• WHAT TO DO
List each line of the data that holds the word "STRBTC".

• PROVIDED DATA
######

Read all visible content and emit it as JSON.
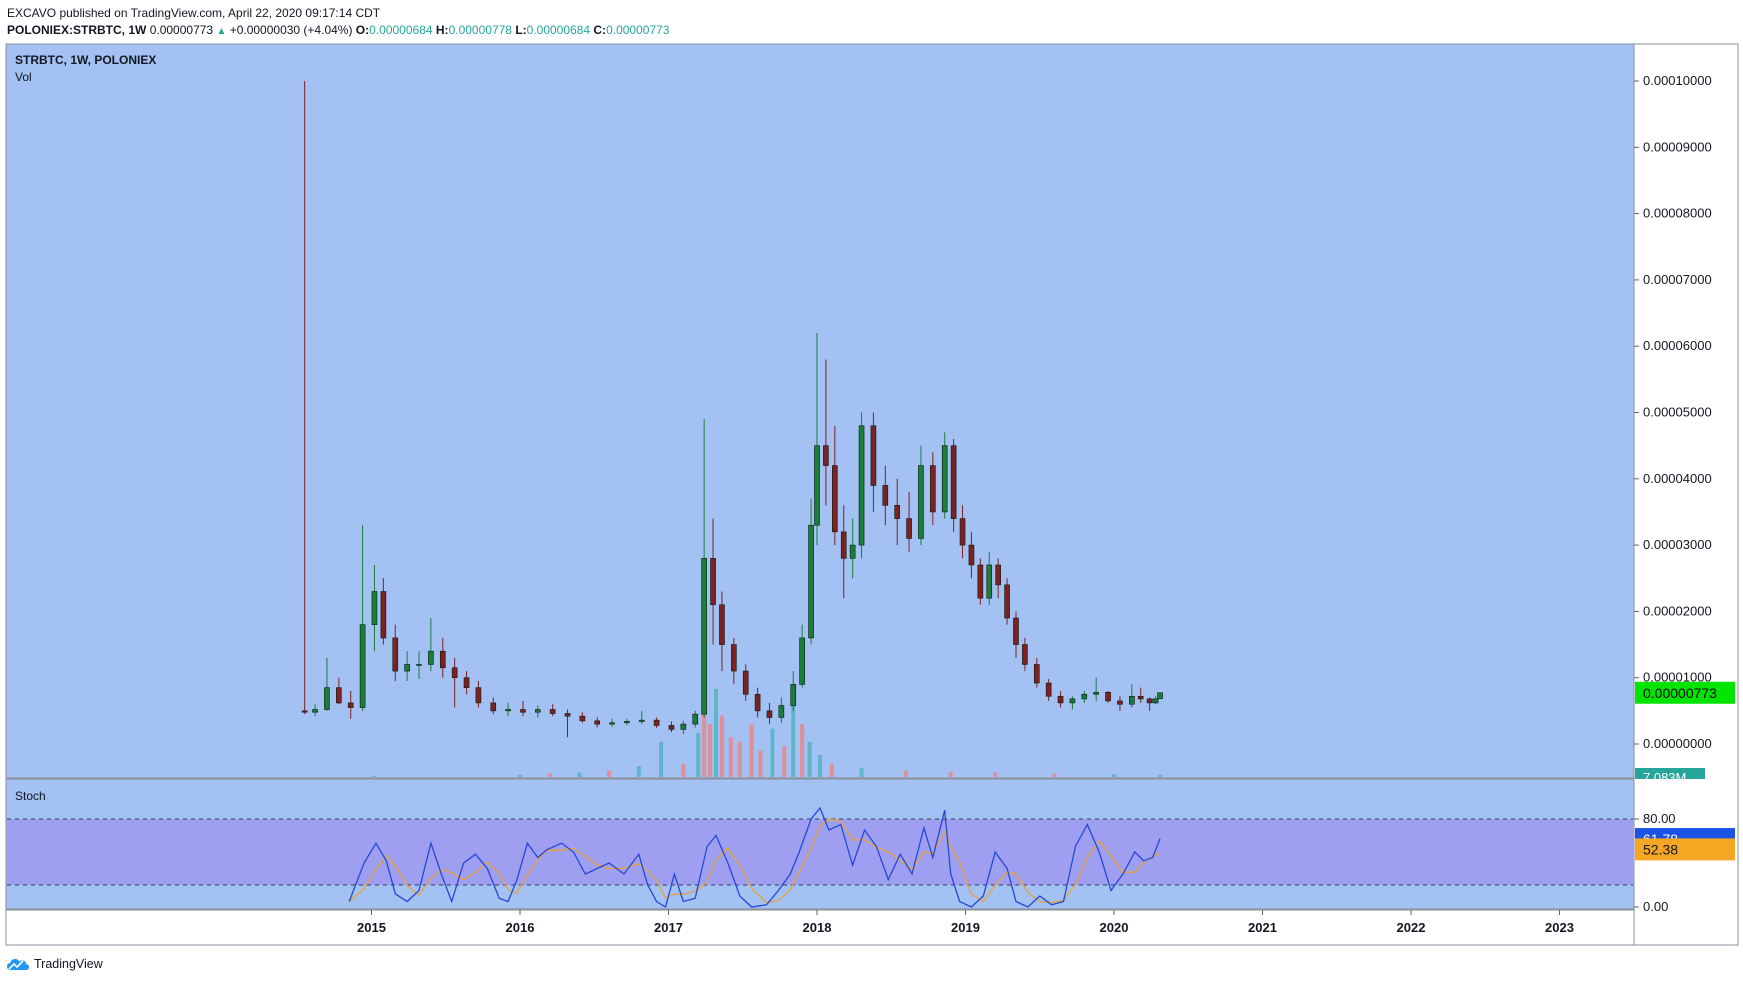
{
  "header": {
    "publisher_line": "EXCAVO published on TradingView.com, April 22, 2020 09:17:14 CDT",
    "symbol": "POLONIEX:STRBTC, 1W",
    "last": "0.00000773",
    "change": "+0.00000030 (+4.04%)",
    "o_label": "O:",
    "o_value": "0.00000684",
    "h_label": "H:",
    "h_value": "0.00000778",
    "l_label": "L:",
    "l_value": "0.00000684",
    "c_label": "C:",
    "c_value": "0.00000773"
  },
  "legend": {
    "main": "STRBTC, 1W, POLONIEX",
    "volume": "Vol",
    "oscillator": "Stoch"
  },
  "brand": {
    "name": "TradingView"
  },
  "colors": {
    "pane_bg": "#a3c1f2",
    "stoch_band": "#9f9ff2",
    "up": "#1b7d3a",
    "down": "#7d2222",
    "vol_up": "#5fb6c9",
    "vol_down": "#df8f9a",
    "k_line": "#2448d8",
    "d_line": "#e8a23a",
    "price_tag": "#00e400",
    "vol_tag": "#26a69a",
    "k_tag": "#1a52e6",
    "d_tag": "#f5a623"
  },
  "chart_data": {
    "type": "candlestick",
    "title": "STRBTC, 1W, POLONIEX",
    "interval": "1W",
    "price_axis": {
      "ticks": [
        "0.00010000",
        "0.00009000",
        "0.00008000",
        "0.00007000",
        "0.00006000",
        "0.00005000",
        "0.00004000",
        "0.00003000",
        "0.00002000",
        "0.00001000",
        "0.00000000"
      ],
      "range": [
        -5e-07,
        0.000105
      ]
    },
    "time_axis": {
      "ticks": [
        "2015",
        "2016",
        "2017",
        "2018",
        "2019",
        "2020",
        "2021",
        "2022",
        "2023"
      ],
      "range": [
        2014.0,
        2023.5
      ]
    },
    "last_price": "0.00000773",
    "last_volume": "7.083M",
    "price_series": [
      [
        2014.55,
        5e-06,
        0.0001,
        4.5e-06,
        4.8e-06
      ],
      [
        2014.62,
        4.8e-06,
        6e-06,
        4.2e-06,
        5.2e-06
      ],
      [
        2014.7,
        5.2e-06,
        1.3e-05,
        5e-06,
        8.5e-06
      ],
      [
        2014.78,
        8.5e-06,
        1e-05,
        6e-06,
        6.2e-06
      ],
      [
        2014.86,
        6.2e-06,
        8e-06,
        3.8e-06,
        5.5e-06
      ],
      [
        2014.94,
        5.5e-06,
        3.3e-05,
        5e-06,
        1.8e-05
      ],
      [
        2015.02,
        1.8e-05,
        2.7e-05,
        1.4e-05,
        2.3e-05
      ],
      [
        2015.08,
        2.3e-05,
        2.5e-05,
        1.5e-05,
        1.6e-05
      ],
      [
        2015.16,
        1.6e-05,
        1.8e-05,
        9.5e-06,
        1.1e-05
      ],
      [
        2015.24,
        1.1e-05,
        1.4e-05,
        9.5e-06,
        1.2e-05
      ],
      [
        2015.32,
        1.2e-05,
        1.4e-05,
        9.8e-06,
        1.2e-05
      ],
      [
        2015.4,
        1.2e-05,
        1.9e-05,
        1.1e-05,
        1.4e-05
      ],
      [
        2015.48,
        1.4e-05,
        1.6e-05,
        1e-05,
        1.15e-05
      ],
      [
        2015.56,
        1.15e-05,
        1.3e-05,
        5.5e-06,
        1e-05
      ],
      [
        2015.64,
        1e-05,
        1.1e-05,
        7.5e-06,
        8.5e-06
      ],
      [
        2015.72,
        8.5e-06,
        9.5e-06,
        5.5e-06,
        6.2e-06
      ],
      [
        2015.82,
        6.2e-06,
        7e-06,
        4.5e-06,
        5e-06
      ],
      [
        2015.92,
        5e-06,
        6.2e-06,
        4.2e-06,
        5.2e-06
      ],
      [
        2016.02,
        5.2e-06,
        6.5e-06,
        4.2e-06,
        4.8e-06
      ],
      [
        2016.12,
        4.8e-06,
        5.8e-06,
        4e-06,
        5.2e-06
      ],
      [
        2016.22,
        5.2e-06,
        6e-06,
        4.2e-06,
        4.6e-06
      ],
      [
        2016.32,
        4.6e-06,
        5.2e-06,
        1e-06,
        4.2e-06
      ],
      [
        2016.42,
        4.2e-06,
        4.8e-06,
        3.2e-06,
        3.5e-06
      ],
      [
        2016.52,
        3.5e-06,
        4e-06,
        2.5e-06,
        3e-06
      ],
      [
        2016.62,
        3e-06,
        3.8e-06,
        2.6e-06,
        3.2e-06
      ],
      [
        2016.72,
        3.2e-06,
        3.8e-06,
        2.8e-06,
        3.4e-06
      ],
      [
        2016.82,
        3.4e-06,
        5e-06,
        3e-06,
        3.6e-06
      ],
      [
        2016.92,
        3.6e-06,
        4e-06,
        2.4e-06,
        2.8e-06
      ],
      [
        2017.02,
        2.8e-06,
        3.4e-06,
        1.8e-06,
        2.2e-06
      ],
      [
        2017.1,
        2.2e-06,
        3.5e-06,
        1.5e-06,
        3e-06
      ],
      [
        2017.18,
        3e-06,
        5e-06,
        2.5e-06,
        4.5e-06
      ],
      [
        2017.24,
        4.5e-06,
        4.9e-05,
        4e-06,
        2.8e-05
      ],
      [
        2017.3,
        2.8e-05,
        3.4e-05,
        1.5e-05,
        2.1e-05
      ],
      [
        2017.36,
        2.1e-05,
        2.3e-05,
        1.1e-05,
        1.5e-05
      ],
      [
        2017.44,
        1.5e-05,
        1.6e-05,
        9e-06,
        1.1e-05
      ],
      [
        2017.52,
        1.1e-05,
        1.2e-05,
        6.5e-06,
        7.5e-06
      ],
      [
        2017.6,
        7.5e-06,
        8.5e-06,
        4e-06,
        5e-06
      ],
      [
        2017.68,
        5e-06,
        6.2e-06,
        3e-06,
        4e-06
      ],
      [
        2017.76,
        4e-06,
        7e-06,
        3.2e-06,
        5.8e-06
      ],
      [
        2017.84,
        5.8e-06,
        1.1e-05,
        5e-06,
        9e-06
      ],
      [
        2017.9,
        9e-06,
        1.8e-05,
        8.5e-06,
        1.6e-05
      ],
      [
        2017.96,
        1.6e-05,
        3.7e-05,
        1.5e-05,
        3.3e-05
      ],
      [
        2018.0,
        3.3e-05,
        6.2e-05,
        3e-05,
        4.5e-05
      ],
      [
        2018.06,
        4.5e-05,
        5.8e-05,
        3.6e-05,
        4.2e-05
      ],
      [
        2018.12,
        4.2e-05,
        4.8e-05,
        3e-05,
        3.2e-05
      ],
      [
        2018.18,
        3.2e-05,
        3.6e-05,
        2.2e-05,
        2.8e-05
      ],
      [
        2018.24,
        2.8e-05,
        3.4e-05,
        2.5e-05,
        3e-05
      ],
      [
        2018.3,
        3e-05,
        5e-05,
        2.8e-05,
        4.8e-05
      ],
      [
        2018.38,
        4.8e-05,
        5e-05,
        3.5e-05,
        3.9e-05
      ],
      [
        2018.46,
        3.9e-05,
        4.2e-05,
        3.3e-05,
        3.6e-05
      ],
      [
        2018.54,
        3.6e-05,
        4e-05,
        3e-05,
        3.4e-05
      ],
      [
        2018.62,
        3.4e-05,
        3.8e-05,
        2.9e-05,
        3.1e-05
      ],
      [
        2018.7,
        3.1e-05,
        4.5e-05,
        3e-05,
        4.2e-05
      ],
      [
        2018.78,
        4.2e-05,
        4.4e-05,
        3.3e-05,
        3.5e-05
      ],
      [
        2018.86,
        3.5e-05,
        4.7e-05,
        3.4e-05,
        4.5e-05
      ],
      [
        2018.92,
        4.5e-05,
        4.6e-05,
        3.2e-05,
        3.4e-05
      ],
      [
        2018.98,
        3.4e-05,
        3.6e-05,
        2.8e-05,
        3e-05
      ],
      [
        2019.04,
        3e-05,
        3.2e-05,
        2.5e-05,
        2.7e-05
      ],
      [
        2019.1,
        2.7e-05,
        2.8e-05,
        2.1e-05,
        2.2e-05
      ],
      [
        2019.16,
        2.2e-05,
        2.9e-05,
        2.1e-05,
        2.7e-05
      ],
      [
        2019.22,
        2.7e-05,
        2.8e-05,
        2.2e-05,
        2.4e-05
      ],
      [
        2019.28,
        2.4e-05,
        2.5e-05,
        1.8e-05,
        1.9e-05
      ],
      [
        2019.34,
        1.9e-05,
        2e-05,
        1.3e-05,
        1.5e-05
      ],
      [
        2019.4,
        1.5e-05,
        1.6e-05,
        1.1e-05,
        1.2e-05
      ],
      [
        2019.48,
        1.2e-05,
        1.3e-05,
        8.5e-06,
        9.2e-06
      ],
      [
        2019.56,
        9.2e-06,
        9.8e-06,
        6.5e-06,
        7.2e-06
      ],
      [
        2019.64,
        7.2e-06,
        8e-06,
        5.5e-06,
        6.2e-06
      ],
      [
        2019.72,
        6.2e-06,
        7.2e-06,
        5.2e-06,
        6.8e-06
      ],
      [
        2019.8,
        6.8e-06,
        8e-06,
        6.2e-06,
        7.5e-06
      ],
      [
        2019.88,
        7.5e-06,
        1e-05,
        6.5e-06,
        7.8e-06
      ],
      [
        2019.96,
        7.8e-06,
        8e-06,
        6.2e-06,
        6.5e-06
      ],
      [
        2020.04,
        6.5e-06,
        7.2e-06,
        5e-06,
        6e-06
      ],
      [
        2020.12,
        6e-06,
        9e-06,
        5.5e-06,
        7.2e-06
      ],
      [
        2020.18,
        7.2e-06,
        8.5e-06,
        6.2e-06,
        6.8e-06
      ],
      [
        2020.24,
        6.8e-06,
        7e-06,
        5e-06,
        6.2e-06
      ],
      [
        2020.28,
        6.2e-06,
        7.2e-06,
        6e-06,
        6.8e-06
      ],
      [
        2020.31,
        6.84e-06,
        7.78e-06,
        6.84e-06,
        7.73e-06
      ]
    ],
    "volume_series": [
      [
        2015.02,
        0.3,
        1
      ],
      [
        2016.0,
        0.5,
        1
      ],
      [
        2016.2,
        0.8,
        0
      ],
      [
        2016.4,
        1.0,
        1
      ],
      [
        2016.6,
        1.5,
        0
      ],
      [
        2016.8,
        2.5,
        1
      ],
      [
        2016.95,
        8.0,
        1
      ],
      [
        2017.1,
        3.0,
        0
      ],
      [
        2017.2,
        10.0,
        1
      ],
      [
        2017.24,
        16.0,
        0
      ],
      [
        2017.28,
        12.0,
        0
      ],
      [
        2017.32,
        20.0,
        1
      ],
      [
        2017.36,
        14.0,
        0
      ],
      [
        2017.42,
        9.0,
        0
      ],
      [
        2017.48,
        8.0,
        0
      ],
      [
        2017.56,
        12.0,
        0
      ],
      [
        2017.62,
        6.0,
        0
      ],
      [
        2017.7,
        11.0,
        1
      ],
      [
        2017.78,
        7.0,
        0
      ],
      [
        2017.84,
        17.0,
        1
      ],
      [
        2017.9,
        12.0,
        0
      ],
      [
        2017.95,
        8.0,
        1
      ],
      [
        2018.02,
        5.0,
        1
      ],
      [
        2018.1,
        3.0,
        0
      ],
      [
        2018.3,
        2.0,
        1
      ],
      [
        2018.6,
        1.5,
        0
      ],
      [
        2018.9,
        1.2,
        0
      ],
      [
        2019.2,
        1.0,
        0
      ],
      [
        2019.6,
        0.8,
        0
      ],
      [
        2020.0,
        0.6,
        1
      ],
      [
        2020.31,
        0.5,
        1
      ]
    ],
    "volume_ymax": 25,
    "stoch": {
      "title": "Stoch",
      "upper": 80,
      "lower": 20,
      "ticks": [
        "80.00",
        "0.00"
      ],
      "range": [
        0,
        100
      ],
      "k_value": "61.78",
      "d_value": "52.38",
      "k_series": [
        [
          2014.85,
          5
        ],
        [
          2014.95,
          40
        ],
        [
          2015.03,
          58
        ],
        [
          2015.1,
          42
        ],
        [
          2015.16,
          12
        ],
        [
          2015.24,
          5
        ],
        [
          2015.32,
          15
        ],
        [
          2015.4,
          58
        ],
        [
          2015.47,
          30
        ],
        [
          2015.54,
          5
        ],
        [
          2015.62,
          40
        ],
        [
          2015.7,
          48
        ],
        [
          2015.78,
          35
        ],
        [
          2015.86,
          8
        ],
        [
          2015.92,
          5
        ],
        [
          2015.98,
          25
        ],
        [
          2016.05,
          58
        ],
        [
          2016.12,
          45
        ],
        [
          2016.18,
          52
        ],
        [
          2016.28,
          58
        ],
        [
          2016.36,
          50
        ],
        [
          2016.44,
          30
        ],
        [
          2016.52,
          35
        ],
        [
          2016.6,
          40
        ],
        [
          2016.7,
          30
        ],
        [
          2016.8,
          48
        ],
        [
          2016.86,
          20
        ],
        [
          2016.92,
          5
        ],
        [
          2016.98,
          0
        ],
        [
          2017.04,
          30
        ],
        [
          2017.1,
          5
        ],
        [
          2017.18,
          8
        ],
        [
          2017.26,
          55
        ],
        [
          2017.32,
          65
        ],
        [
          2017.4,
          40
        ],
        [
          2017.48,
          10
        ],
        [
          2017.56,
          0
        ],
        [
          2017.66,
          2
        ],
        [
          2017.74,
          15
        ],
        [
          2017.82,
          30
        ],
        [
          2017.88,
          50
        ],
        [
          2017.96,
          80
        ],
        [
          2018.02,
          90
        ],
        [
          2018.08,
          70
        ],
        [
          2018.16,
          75
        ],
        [
          2018.24,
          38
        ],
        [
          2018.32,
          70
        ],
        [
          2018.4,
          55
        ],
        [
          2018.48,
          25
        ],
        [
          2018.56,
          48
        ],
        [
          2018.64,
          30
        ],
        [
          2018.72,
          72
        ],
        [
          2018.78,
          45
        ],
        [
          2018.86,
          88
        ],
        [
          2018.9,
          30
        ],
        [
          2018.96,
          5
        ],
        [
          2019.04,
          0
        ],
        [
          2019.12,
          10
        ],
        [
          2019.2,
          50
        ],
        [
          2019.28,
          35
        ],
        [
          2019.34,
          5
        ],
        [
          2019.42,
          0
        ],
        [
          2019.5,
          10
        ],
        [
          2019.58,
          2
        ],
        [
          2019.66,
          5
        ],
        [
          2019.74,
          55
        ],
        [
          2019.82,
          75
        ],
        [
          2019.9,
          50
        ],
        [
          2019.98,
          15
        ],
        [
          2020.06,
          30
        ],
        [
          2020.14,
          50
        ],
        [
          2020.2,
          42
        ],
        [
          2020.26,
          45
        ],
        [
          2020.31,
          62
        ]
      ]
    }
  }
}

######

• SOLVED PROBLEM
    "symbol": "POLONIEX:STRBTC, 1W",
    "main": "STRBTC, 1W, POLONIEX",
    "title": "STRBTC, 1W, POLONIEX",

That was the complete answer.